— To be done —
Rewrite every line of the items below, replacing "Pondicherry" with "Puducherry" and leaving everything else unchanged.

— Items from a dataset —
....
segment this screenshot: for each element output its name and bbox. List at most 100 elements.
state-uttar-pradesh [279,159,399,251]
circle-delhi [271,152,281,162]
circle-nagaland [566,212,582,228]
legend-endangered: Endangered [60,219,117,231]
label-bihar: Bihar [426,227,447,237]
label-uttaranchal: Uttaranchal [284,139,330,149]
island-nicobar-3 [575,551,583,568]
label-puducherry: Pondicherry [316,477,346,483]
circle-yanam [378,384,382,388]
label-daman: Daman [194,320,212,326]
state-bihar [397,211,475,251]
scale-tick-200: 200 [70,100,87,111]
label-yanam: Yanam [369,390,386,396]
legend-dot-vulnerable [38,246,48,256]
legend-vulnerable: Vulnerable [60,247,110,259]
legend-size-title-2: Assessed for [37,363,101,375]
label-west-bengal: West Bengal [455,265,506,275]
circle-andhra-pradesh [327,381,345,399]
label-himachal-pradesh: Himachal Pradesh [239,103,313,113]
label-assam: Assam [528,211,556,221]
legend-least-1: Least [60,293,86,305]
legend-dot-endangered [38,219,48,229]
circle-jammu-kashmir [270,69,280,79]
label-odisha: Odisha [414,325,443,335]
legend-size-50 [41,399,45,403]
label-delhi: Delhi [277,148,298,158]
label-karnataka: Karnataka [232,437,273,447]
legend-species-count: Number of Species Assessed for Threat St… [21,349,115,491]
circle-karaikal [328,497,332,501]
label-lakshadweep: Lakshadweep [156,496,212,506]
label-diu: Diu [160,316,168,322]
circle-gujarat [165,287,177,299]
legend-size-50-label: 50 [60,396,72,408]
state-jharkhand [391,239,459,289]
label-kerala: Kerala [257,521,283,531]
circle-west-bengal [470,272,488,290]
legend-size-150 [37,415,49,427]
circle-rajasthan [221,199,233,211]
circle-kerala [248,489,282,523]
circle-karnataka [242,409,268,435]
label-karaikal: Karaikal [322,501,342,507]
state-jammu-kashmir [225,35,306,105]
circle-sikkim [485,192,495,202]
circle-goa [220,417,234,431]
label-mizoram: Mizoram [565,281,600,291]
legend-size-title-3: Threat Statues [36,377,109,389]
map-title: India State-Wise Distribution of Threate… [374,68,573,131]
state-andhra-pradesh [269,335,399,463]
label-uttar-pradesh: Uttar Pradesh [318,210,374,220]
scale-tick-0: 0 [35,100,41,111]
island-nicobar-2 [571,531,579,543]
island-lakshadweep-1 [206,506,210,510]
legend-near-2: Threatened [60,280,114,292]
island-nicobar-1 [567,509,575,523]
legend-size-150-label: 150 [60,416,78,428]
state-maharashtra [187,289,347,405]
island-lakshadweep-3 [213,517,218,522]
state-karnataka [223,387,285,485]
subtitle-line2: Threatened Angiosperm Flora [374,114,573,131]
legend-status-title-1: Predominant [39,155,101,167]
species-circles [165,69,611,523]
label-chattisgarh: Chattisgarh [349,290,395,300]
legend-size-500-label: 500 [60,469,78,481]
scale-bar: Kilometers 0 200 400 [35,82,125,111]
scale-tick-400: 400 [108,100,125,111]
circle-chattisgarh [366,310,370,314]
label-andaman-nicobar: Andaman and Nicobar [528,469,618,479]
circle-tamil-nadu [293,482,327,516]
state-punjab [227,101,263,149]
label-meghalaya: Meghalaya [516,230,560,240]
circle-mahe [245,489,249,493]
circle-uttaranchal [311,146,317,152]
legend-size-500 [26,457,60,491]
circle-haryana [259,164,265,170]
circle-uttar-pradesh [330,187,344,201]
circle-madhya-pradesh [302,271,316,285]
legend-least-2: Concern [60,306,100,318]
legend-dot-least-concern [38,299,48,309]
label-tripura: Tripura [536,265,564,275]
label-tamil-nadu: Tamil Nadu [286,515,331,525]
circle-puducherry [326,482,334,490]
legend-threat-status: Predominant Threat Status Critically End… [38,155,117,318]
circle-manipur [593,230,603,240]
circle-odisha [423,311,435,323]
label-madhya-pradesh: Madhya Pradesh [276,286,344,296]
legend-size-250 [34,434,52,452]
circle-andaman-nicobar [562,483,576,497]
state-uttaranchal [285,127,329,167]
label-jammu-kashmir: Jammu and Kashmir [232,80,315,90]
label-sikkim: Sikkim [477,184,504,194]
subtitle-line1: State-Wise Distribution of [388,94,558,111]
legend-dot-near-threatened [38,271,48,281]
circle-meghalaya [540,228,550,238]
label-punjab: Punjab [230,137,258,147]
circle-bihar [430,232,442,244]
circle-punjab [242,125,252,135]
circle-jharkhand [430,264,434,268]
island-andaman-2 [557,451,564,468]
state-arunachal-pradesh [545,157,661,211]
....
— Written answer —
segment this screenshot: for each element output its name and bbox. List at most 100 elements.
state-uttar-pradesh [279,159,399,251]
circle-delhi [271,152,281,162]
circle-nagaland [566,212,582,228]
legend-endangered: Endangered [60,219,117,231]
label-bihar: Bihar [426,227,447,237]
label-uttaranchal: Uttaranchal [284,139,330,149]
island-nicobar-3 [575,551,583,568]
label-puducherry: Puducherry [316,477,346,483]
circle-yanam [378,384,382,388]
label-daman: Daman [194,320,212,326]
state-bihar [397,211,475,251]
scale-tick-200: 200 [70,100,87,111]
label-yanam: Yanam [369,390,386,396]
legend-dot-vulnerable [38,246,48,256]
legend-vulnerable: Vulnerable [60,247,110,259]
legend-size-title-2: Assessed for [37,363,101,375]
label-west-bengal: West Bengal [455,265,506,275]
circle-andhra-pradesh [327,381,345,399]
label-himachal-pradesh: Himachal Pradesh [239,103,313,113]
label-assam: Assam [528,211,556,221]
legend-least-1: Least [60,293,86,305]
legend-dot-endangered [38,219,48,229]
circle-jammu-kashmir [270,69,280,79]
label-odisha: Odisha [414,325,443,335]
legend-size-50 [41,399,45,403]
label-delhi: Delhi [277,148,298,158]
label-karnataka: Karnataka [232,437,273,447]
legend-species-count: Number of Species Assessed for Threat St… [21,349,115,491]
circle-karaikal [328,497,332,501]
label-lakshadweep: Lakshadweep [156,496,212,506]
label-diu: Diu [160,316,168,322]
circle-gujarat [165,287,177,299]
legend-size-50-label: 50 [60,396,72,408]
state-jharkhand [391,239,459,289]
label-kerala: Kerala [257,521,283,531]
circle-west-bengal [470,272,488,290]
legend-size-150 [37,415,49,427]
circle-rajasthan [221,199,233,211]
circle-kerala [248,489,282,523]
circle-karnataka [242,409,268,435]
label-karaikal: Karaikal [322,501,342,507]
state-jammu-kashmir [225,35,306,105]
circle-sikkim [485,192,495,202]
circle-goa [220,417,234,431]
label-mizoram: Mizoram [565,281,600,291]
legend-size-title-3: Threat Statues [36,377,109,389]
map-title: India State-Wise Distribution of Threate… [374,68,573,131]
state-andhra-pradesh [269,335,399,463]
label-uttar-pradesh: Uttar Pradesh [318,210,374,220]
scale-tick-0: 0 [35,100,41,111]
island-nicobar-2 [571,531,579,543]
island-lakshadweep-1 [206,506,210,510]
legend-near-2: Threatened [60,280,114,292]
island-nicobar-1 [567,509,575,523]
legend-size-150-label: 150 [60,416,78,428]
state-maharashtra [187,289,347,405]
island-lakshadweep-3 [213,517,218,522]
state-karnataka [223,387,285,485]
subtitle-line2: Threatened Angiosperm Flora [374,114,573,131]
legend-status-title-1: Predominant [39,155,101,167]
species-circles [165,69,611,523]
label-chattisgarh: Chattisgarh [349,290,395,300]
legend-size-500-label: 500 [60,469,78,481]
scale-bar: Kilometers 0 200 400 [35,82,125,111]
scale-tick-400: 400 [108,100,125,111]
circle-chattisgarh [366,310,370,314]
label-andaman-nicobar: Andaman and Nicobar [528,469,618,479]
circle-tamil-nadu [293,482,327,516]
state-punjab [227,101,263,149]
label-meghalaya: Meghalaya [516,230,560,240]
circle-mahe [245,489,249,493]
circle-uttaranchal [311,146,317,152]
legend-size-500 [26,457,60,491]
circle-haryana [259,164,265,170]
circle-uttar-pradesh [330,187,344,201]
circle-madhya-pradesh [302,271,316,285]
legend-least-2: Concern [60,306,100,318]
legend-dot-least-concern [38,299,48,309]
label-tripura: Tripura [536,265,564,275]
label-tamil-nadu: Tamil Nadu [286,515,331,525]
circle-puducherry [326,482,334,490]
legend-threat-status: Predominant Threat Status Critically End… [38,155,117,318]
circle-manipur [593,230,603,240]
circle-odisha [423,311,435,323]
label-madhya-pradesh: Madhya Pradesh [276,286,344,296]
legend-size-250 [34,434,52,452]
circle-andaman-nicobar [562,483,576,497]
state-uttaranchal [285,127,329,167]
label-jammu-kashmir: Jammu and Kashmir [232,80,315,90]
label-sikkim: Sikkim [477,184,504,194]
subtitle-line1: State-Wise Distribution of [388,94,558,111]
legend-dot-near-threatened [38,271,48,281]
circle-meghalaya [540,228,550,238]
label-punjab: Punjab [230,137,258,147]
circle-bihar [430,232,442,244]
circle-punjab [242,125,252,135]
circle-jharkhand [430,264,434,268]
island-andaman-2 [557,451,564,468]
state-arunachal-pradesh [545,157,661,211]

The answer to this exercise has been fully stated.